> TASK DIRECTIONS
Retype the listing that follows, exactly as written.

> RECORDED INFORMATION
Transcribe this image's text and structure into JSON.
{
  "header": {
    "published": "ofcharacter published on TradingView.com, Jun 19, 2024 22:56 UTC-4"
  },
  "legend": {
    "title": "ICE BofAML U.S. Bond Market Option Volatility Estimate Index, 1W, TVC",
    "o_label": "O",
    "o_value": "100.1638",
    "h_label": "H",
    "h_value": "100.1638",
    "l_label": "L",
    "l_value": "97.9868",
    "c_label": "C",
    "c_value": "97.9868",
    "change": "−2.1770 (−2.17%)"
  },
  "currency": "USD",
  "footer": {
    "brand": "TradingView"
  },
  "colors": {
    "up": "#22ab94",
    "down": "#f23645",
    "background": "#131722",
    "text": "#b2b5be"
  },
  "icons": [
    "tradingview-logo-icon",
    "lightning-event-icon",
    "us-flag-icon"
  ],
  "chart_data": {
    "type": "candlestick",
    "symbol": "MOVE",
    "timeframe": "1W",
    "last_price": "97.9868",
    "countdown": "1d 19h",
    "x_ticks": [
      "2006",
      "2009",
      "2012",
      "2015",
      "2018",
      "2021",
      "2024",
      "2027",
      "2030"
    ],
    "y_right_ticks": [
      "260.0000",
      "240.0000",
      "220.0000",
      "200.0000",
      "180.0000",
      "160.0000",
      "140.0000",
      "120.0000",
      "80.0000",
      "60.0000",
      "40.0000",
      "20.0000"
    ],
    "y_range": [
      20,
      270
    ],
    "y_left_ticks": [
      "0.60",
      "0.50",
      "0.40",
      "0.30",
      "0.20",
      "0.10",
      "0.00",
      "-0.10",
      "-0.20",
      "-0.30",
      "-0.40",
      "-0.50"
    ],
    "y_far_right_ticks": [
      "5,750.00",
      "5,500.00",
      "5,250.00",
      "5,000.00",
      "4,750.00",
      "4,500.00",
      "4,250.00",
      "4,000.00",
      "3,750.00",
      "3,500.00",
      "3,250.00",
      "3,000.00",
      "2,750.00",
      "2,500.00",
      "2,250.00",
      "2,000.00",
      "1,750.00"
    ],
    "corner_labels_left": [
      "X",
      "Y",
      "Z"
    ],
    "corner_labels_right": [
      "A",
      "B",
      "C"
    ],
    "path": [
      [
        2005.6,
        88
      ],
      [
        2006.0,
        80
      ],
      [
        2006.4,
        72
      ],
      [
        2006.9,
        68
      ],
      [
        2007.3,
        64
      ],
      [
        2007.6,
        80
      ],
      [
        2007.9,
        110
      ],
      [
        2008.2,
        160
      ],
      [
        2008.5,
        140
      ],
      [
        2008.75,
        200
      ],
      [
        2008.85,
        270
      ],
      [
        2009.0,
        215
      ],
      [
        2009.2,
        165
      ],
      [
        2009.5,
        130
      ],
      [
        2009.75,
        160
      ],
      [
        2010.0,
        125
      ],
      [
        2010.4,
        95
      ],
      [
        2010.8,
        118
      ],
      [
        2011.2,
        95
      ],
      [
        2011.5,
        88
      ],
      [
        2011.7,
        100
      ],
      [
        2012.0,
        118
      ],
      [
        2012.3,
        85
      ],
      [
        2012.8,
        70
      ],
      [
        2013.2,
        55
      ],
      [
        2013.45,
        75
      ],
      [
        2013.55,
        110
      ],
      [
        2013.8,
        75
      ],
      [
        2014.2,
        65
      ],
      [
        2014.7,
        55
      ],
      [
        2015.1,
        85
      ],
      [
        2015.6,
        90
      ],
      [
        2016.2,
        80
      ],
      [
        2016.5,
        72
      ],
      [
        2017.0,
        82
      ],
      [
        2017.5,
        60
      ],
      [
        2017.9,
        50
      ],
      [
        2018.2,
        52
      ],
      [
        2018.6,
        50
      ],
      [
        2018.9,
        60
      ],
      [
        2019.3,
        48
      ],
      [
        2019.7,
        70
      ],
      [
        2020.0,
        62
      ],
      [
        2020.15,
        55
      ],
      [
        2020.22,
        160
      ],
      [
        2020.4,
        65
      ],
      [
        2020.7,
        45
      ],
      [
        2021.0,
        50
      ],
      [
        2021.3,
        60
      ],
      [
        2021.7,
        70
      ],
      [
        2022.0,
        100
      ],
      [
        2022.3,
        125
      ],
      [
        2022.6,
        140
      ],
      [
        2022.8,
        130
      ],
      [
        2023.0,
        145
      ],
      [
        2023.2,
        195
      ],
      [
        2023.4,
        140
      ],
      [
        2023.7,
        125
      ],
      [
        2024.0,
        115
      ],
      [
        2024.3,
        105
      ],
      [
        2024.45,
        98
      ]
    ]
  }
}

> WRITTEN ANSWER
Transcribe this image's text and structure into JSON.
{
  "header": {
    "published": "ofcharacter published on TradingView.com, Jun 19, 2024 22:56 UTC-4"
  },
  "legend": {
    "title": "ICE BofAML U.S. Bond Market Option Volatility Estimate Index, 1W, TVC",
    "o_label": "O",
    "o_value": "100.1638",
    "h_label": "H",
    "h_value": "100.1638",
    "l_label": "L",
    "l_value": "97.9868",
    "c_label": "C",
    "c_value": "97.9868",
    "change": "−2.1770 (−2.17%)"
  },
  "currency": "USD",
  "footer": {
    "brand": "TradingView"
  },
  "colors": {
    "up": "#22ab94",
    "down": "#f23645",
    "background": "#131722",
    "text": "#b2b5be"
  },
  "icons": [
    "tradingview-logo-icon",
    "lightning-event-icon",
    "us-flag-icon"
  ],
  "chart_data": {
    "type": "candlestick",
    "symbol": "MOVE",
    "timeframe": "1W",
    "last_price": "97.9868",
    "countdown": "1d 19h",
    "x_ticks": [
      "2006",
      "2009",
      "2012",
      "2015",
      "2018",
      "2021",
      "2024",
      "2027",
      "2030"
    ],
    "y_right_ticks": [
      "260.0000",
      "240.0000",
      "220.0000",
      "200.0000",
      "180.0000",
      "160.0000",
      "140.0000",
      "120.0000",
      "80.0000",
      "60.0000",
      "40.0000",
      "20.0000"
    ],
    "y_range": [
      20,
      270
    ],
    "y_left_ticks": [
      "0.60",
      "0.50",
      "0.40",
      "0.30",
      "0.20",
      "0.10",
      "0.00",
      "-0.10",
      "-0.20",
      "-0.30",
      "-0.40",
      "-0.50"
    ],
    "y_far_right_ticks": [
      "5,750.00",
      "5,500.00",
      "5,250.00",
      "5,000.00",
      "4,750.00",
      "4,500.00",
      "4,250.00",
      "4,000.00",
      "3,750.00",
      "3,500.00",
      "3,250.00",
      "3,000.00",
      "2,750.00",
      "2,500.00",
      "2,250.00",
      "2,000.00",
      "1,750.00"
    ],
    "corner_labels_left": [
      "X",
      "Y",
      "Z"
    ],
    "corner_labels_right": [
      "A",
      "B",
      "C"
    ],
    "path": [
      [
        2005.6,
        88
      ],
      [
        2006.0,
        80
      ],
      [
        2006.4,
        72
      ],
      [
        2006.9,
        68
      ],
      [
        2007.3,
        64
      ],
      [
        2007.6,
        80
      ],
      [
        2007.9,
        110
      ],
      [
        2008.2,
        160
      ],
      [
        2008.5,
        140
      ],
      [
        2008.75,
        200
      ],
      [
        2008.85,
        270
      ],
      [
        2009.0,
        215
      ],
      [
        2009.2,
        165
      ],
      [
        2009.5,
        130
      ],
      [
        2009.75,
        160
      ],
      [
        2010.0,
        125
      ],
      [
        2010.4,
        95
      ],
      [
        2010.8,
        118
      ],
      [
        2011.2,
        95
      ],
      [
        2011.5,
        88
      ],
      [
        2011.7,
        100
      ],
      [
        2012.0,
        118
      ],
      [
        2012.3,
        85
      ],
      [
        2012.8,
        70
      ],
      [
        2013.2,
        55
      ],
      [
        2013.45,
        75
      ],
      [
        2013.55,
        110
      ],
      [
        2013.8,
        75
      ],
      [
        2014.2,
        65
      ],
      [
        2014.7,
        55
      ],
      [
        2015.1,
        85
      ],
      [
        2015.6,
        90
      ],
      [
        2016.2,
        80
      ],
      [
        2016.5,
        72
      ],
      [
        2017.0,
        82
      ],
      [
        2017.5,
        60
      ],
      [
        2017.9,
        50
      ],
      [
        2018.2,
        52
      ],
      [
        2018.6,
        50
      ],
      [
        2018.9,
        60
      ],
      [
        2019.3,
        48
      ],
      [
        2019.7,
        70
      ],
      [
        2020.0,
        62
      ],
      [
        2020.15,
        55
      ],
      [
        2020.22,
        160
      ],
      [
        2020.4,
        65
      ],
      [
        2020.7,
        45
      ],
      [
        2021.0,
        50
      ],
      [
        2021.3,
        60
      ],
      [
        2021.7,
        70
      ],
      [
        2022.0,
        100
      ],
      [
        2022.3,
        125
      ],
      [
        2022.6,
        140
      ],
      [
        2022.8,
        130
      ],
      [
        2023.0,
        145
      ],
      [
        2023.2,
        195
      ],
      [
        2023.4,
        140
      ],
      [
        2023.7,
        125
      ],
      [
        2024.0,
        115
      ],
      [
        2024.3,
        105
      ],
      [
        2024.45,
        98
      ]
    ]
  }
}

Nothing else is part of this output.